EXTRACTED DATA –
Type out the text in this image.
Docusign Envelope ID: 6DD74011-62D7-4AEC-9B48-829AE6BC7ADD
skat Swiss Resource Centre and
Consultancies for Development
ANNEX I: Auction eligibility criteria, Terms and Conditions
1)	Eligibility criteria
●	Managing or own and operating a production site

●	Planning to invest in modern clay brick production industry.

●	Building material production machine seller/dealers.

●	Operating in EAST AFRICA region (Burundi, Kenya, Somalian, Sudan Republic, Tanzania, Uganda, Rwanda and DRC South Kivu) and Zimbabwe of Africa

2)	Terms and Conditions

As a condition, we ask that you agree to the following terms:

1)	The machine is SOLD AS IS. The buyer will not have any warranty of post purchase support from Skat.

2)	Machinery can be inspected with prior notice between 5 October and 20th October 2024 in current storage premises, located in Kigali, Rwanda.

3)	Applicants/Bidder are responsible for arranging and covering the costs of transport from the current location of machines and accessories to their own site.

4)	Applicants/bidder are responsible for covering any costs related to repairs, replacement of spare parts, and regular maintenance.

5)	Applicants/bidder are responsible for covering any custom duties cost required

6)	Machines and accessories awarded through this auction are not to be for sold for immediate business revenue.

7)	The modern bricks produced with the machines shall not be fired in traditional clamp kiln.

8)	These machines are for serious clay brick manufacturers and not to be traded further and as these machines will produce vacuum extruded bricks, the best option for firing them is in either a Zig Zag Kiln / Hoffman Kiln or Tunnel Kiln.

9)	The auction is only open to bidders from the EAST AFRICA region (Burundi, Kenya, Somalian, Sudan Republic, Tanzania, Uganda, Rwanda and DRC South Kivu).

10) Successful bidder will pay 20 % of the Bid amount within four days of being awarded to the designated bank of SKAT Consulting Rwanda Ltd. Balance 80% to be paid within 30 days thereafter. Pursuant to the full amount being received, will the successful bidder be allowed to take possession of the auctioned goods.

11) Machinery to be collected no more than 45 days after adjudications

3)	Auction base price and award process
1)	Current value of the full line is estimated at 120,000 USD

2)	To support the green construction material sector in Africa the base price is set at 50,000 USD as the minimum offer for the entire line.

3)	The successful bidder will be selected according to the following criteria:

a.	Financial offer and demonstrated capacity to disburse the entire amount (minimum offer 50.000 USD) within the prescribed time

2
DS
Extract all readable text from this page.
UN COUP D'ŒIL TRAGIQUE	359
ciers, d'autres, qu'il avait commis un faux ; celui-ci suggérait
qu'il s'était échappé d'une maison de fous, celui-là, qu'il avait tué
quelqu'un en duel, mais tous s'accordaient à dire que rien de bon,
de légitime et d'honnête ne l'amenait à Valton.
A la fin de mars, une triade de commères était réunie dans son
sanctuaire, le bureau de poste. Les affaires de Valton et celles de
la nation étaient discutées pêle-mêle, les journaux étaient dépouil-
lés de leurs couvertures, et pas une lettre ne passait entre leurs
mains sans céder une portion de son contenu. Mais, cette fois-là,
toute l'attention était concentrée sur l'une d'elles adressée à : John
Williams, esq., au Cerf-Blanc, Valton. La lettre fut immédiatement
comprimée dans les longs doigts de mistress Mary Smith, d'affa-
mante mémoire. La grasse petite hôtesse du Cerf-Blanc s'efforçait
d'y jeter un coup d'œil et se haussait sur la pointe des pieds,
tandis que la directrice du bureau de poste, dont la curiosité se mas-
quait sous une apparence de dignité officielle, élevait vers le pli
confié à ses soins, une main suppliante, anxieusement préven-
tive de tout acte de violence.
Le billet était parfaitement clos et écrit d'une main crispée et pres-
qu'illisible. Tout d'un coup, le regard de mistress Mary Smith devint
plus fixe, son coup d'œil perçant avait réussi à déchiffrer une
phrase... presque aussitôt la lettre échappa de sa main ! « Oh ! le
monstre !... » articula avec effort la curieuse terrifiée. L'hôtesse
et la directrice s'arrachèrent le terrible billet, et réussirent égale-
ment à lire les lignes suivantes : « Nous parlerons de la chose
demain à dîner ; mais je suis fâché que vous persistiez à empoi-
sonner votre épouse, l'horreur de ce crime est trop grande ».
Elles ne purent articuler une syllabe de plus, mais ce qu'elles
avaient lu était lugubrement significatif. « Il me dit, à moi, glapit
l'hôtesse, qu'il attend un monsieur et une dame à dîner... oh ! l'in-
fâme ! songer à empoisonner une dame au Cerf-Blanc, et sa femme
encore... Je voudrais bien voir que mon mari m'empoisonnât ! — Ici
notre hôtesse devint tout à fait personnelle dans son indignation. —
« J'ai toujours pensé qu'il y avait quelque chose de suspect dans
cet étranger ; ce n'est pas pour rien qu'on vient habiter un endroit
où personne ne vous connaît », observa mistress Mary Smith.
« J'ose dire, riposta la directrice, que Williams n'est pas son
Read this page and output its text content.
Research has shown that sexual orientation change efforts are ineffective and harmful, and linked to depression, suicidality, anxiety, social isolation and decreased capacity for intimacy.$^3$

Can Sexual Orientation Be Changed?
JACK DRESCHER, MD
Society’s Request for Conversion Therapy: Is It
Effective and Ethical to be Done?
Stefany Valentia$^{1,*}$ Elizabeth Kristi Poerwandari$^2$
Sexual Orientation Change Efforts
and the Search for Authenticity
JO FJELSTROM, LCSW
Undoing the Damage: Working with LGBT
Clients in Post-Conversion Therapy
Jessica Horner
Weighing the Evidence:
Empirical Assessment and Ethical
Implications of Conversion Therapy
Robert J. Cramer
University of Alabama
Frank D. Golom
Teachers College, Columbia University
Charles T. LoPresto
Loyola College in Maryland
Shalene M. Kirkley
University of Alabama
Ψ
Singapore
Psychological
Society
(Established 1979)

WRITTEN REQUEST – Go back to the listing above and please repeat it exactly.

SOLUTION –
Type out the text in this image.
Docusign Envelope ID: 6DD74011-62D7-4AEC-9B48-829AE6BC7ADD
skat Swiss Resource Centre and
Consultancies for Development
ANNEX I: Auction eligibility criteria, Terms and Conditions
1)	Eligibility criteria
●	Managing or own and operating a production site

●	Planning to invest in modern clay brick production industry.

●	Building material production machine seller/dealers.

●	Operating in EAST AFRICA region (Burundi, Kenya, Somalian, Sudan Republic, Tanzania, Uganda, Rwanda and DRC South Kivu) and Zimbabwe of Africa

2)	Terms and Conditions

As a condition, we ask that you agree to the following terms:

1)	The machine is SOLD AS IS. The buyer will not have any warranty of post purchase support from Skat.

2)	Machinery can be inspected with prior notice between 5 October and 20th October 2024 in current storage premises, located in Kigali, Rwanda.

3)	Applicants/Bidder are responsible for arranging and covering the costs of transport from the current location of machines and accessories to their own site.

4)	Applicants/bidder are responsible for covering any costs related to repairs, replacement of spare parts, and regular maintenance.

5)	Applicants/bidder are responsible for covering any custom duties cost required

6)	Machines and accessories awarded through this auction are not to be for sold for immediate business revenue.

7)	The modern bricks produced with the machines shall not be fired in traditional clamp kiln.

8)	These machines are for serious clay brick manufacturers and not to be traded further and as these machines will produce vacuum extruded bricks, the best option for firing them is in either a Zig Zag Kiln / Hoffman Kiln or Tunnel Kiln.

9)	The auction is only open to bidders from the EAST AFRICA region (Burundi, Kenya, Somalian, Sudan Republic, Tanzania, Uganda, Rwanda and DRC South Kivu).

10) Successful bidder will pay 20 % of the Bid amount within four days of being awarded to the designated bank of SKAT Consulting Rwanda Ltd. Balance 80% to be paid within 30 days thereafter. Pursuant to the full amount being received, will the successful bidder be allowed to take possession of the auctioned goods.

11) Machinery to be collected no more than 45 days after adjudications

3)	Auction base price and award process
1)	Current value of the full line is estimated at 120,000 USD

2)	To support the green construction material sector in Africa the base price is set at 50,000 USD as the minimum offer for the entire line.

3)	The successful bidder will be selected according to the following criteria:

a.	Financial offer and demonstrated capacity to disburse the entire amount (minimum offer 50.000 USD) within the prescribed time

2
DS
Extract all readable text from this page.
UN COUP D'ŒIL TRAGIQUE	359
ciers, d'autres, qu'il avait commis un faux ; celui-ci suggérait
qu'il s'était échappé d'une maison de fous, celui-là, qu'il avait tué
quelqu'un en duel, mais tous s'accordaient à dire que rien de bon,
de légitime et d'honnête ne l'amenait à Valton.
A la fin de mars, une triade de commères était réunie dans son
sanctuaire, le bureau de poste. Les affaires de Valton et celles de
la nation étaient discutées pêle-mêle, les journaux étaient dépouil-
lés de leurs couvertures, et pas une lettre ne passait entre leurs
mains sans céder une portion de son contenu. Mais, cette fois-là,
toute l'attention était concentrée sur l'une d'elles adressée à : John
Williams, esq., au Cerf-Blanc, Valton. La lettre fut immédiatement
comprimée dans les longs doigts de mistress Mary Smith, d'affa-
mante mémoire. La grasse petite hôtesse du Cerf-Blanc s'efforçait
d'y jeter un coup d'œil et se haussait sur la pointe des pieds,
tandis que la directrice du bureau de poste, dont la curiosité se mas-
quait sous une apparence de dignité officielle, élevait vers le pli
confié à ses soins, une main suppliante, anxieusement préven-
tive de tout acte de violence.
Le billet était parfaitement clos et écrit d'une main crispée et pres-
qu'illisible. Tout d'un coup, le regard de mistress Mary Smith devint
plus fixe, son coup d'œil perçant avait réussi à déchiffrer une
phrase... presque aussitôt la lettre échappa de sa main ! « Oh ! le
monstre !... » articula avec effort la curieuse terrifiée. L'hôtesse
et la directrice s'arrachèrent le terrible billet, et réussirent égale-
ment à lire les lignes suivantes : « Nous parlerons de la chose
demain à dîner ; mais je suis fâché que vous persistiez à empoi-
sonner votre épouse, l'horreur de ce crime est trop grande ».
Elles ne purent articuler une syllabe de plus, mais ce qu'elles
avaient lu était lugubrement significatif. « Il me dit, à moi, glapit
l'hôtesse, qu'il attend un monsieur et une dame à dîner... oh ! l'in-
fâme ! songer à empoisonner une dame au Cerf-Blanc, et sa femme
encore... Je voudrais bien voir que mon mari m'empoisonnât ! — Ici
notre hôtesse devint tout à fait personnelle dans son indignation. —
« J'ai toujours pensé qu'il y avait quelque chose de suspect dans
cet étranger ; ce n'est pas pour rien qu'on vient habiter un endroit
où personne ne vous connaît », observa mistress Mary Smith.
« J'ose dire, riposta la directrice, que Williams n'est pas son
Read this page and output its text content.
Research has shown that sexual orientation change efforts are ineffective and harmful, and linked to depression, suicidality, anxiety, social isolation and decreased capacity for intimacy.$^3$

Can Sexual Orientation Be Changed?
JACK DRESCHER, MD
Society’s Request for Conversion Therapy: Is It
Effective and Ethical to be Done?
Stefany Valentia$^{1,*}$ Elizabeth Kristi Poerwandari$^2$
Sexual Orientation Change Efforts
and the Search for Authenticity
JO FJELSTROM, LCSW
Undoing the Damage: Working with LGBT
Clients in Post-Conversion Therapy
Jessica Horner
Weighing the Evidence:
Empirical Assessment and Ethical
Implications of Conversion Therapy
Robert J. Cramer
University of Alabama
Frank D. Golom
Teachers College, Columbia University
Charles T. LoPresto
Loyola College in Maryland
Shalene M. Kirkley
University of Alabama
Ψ
Singapore
Psychological
Society
(Established 1979)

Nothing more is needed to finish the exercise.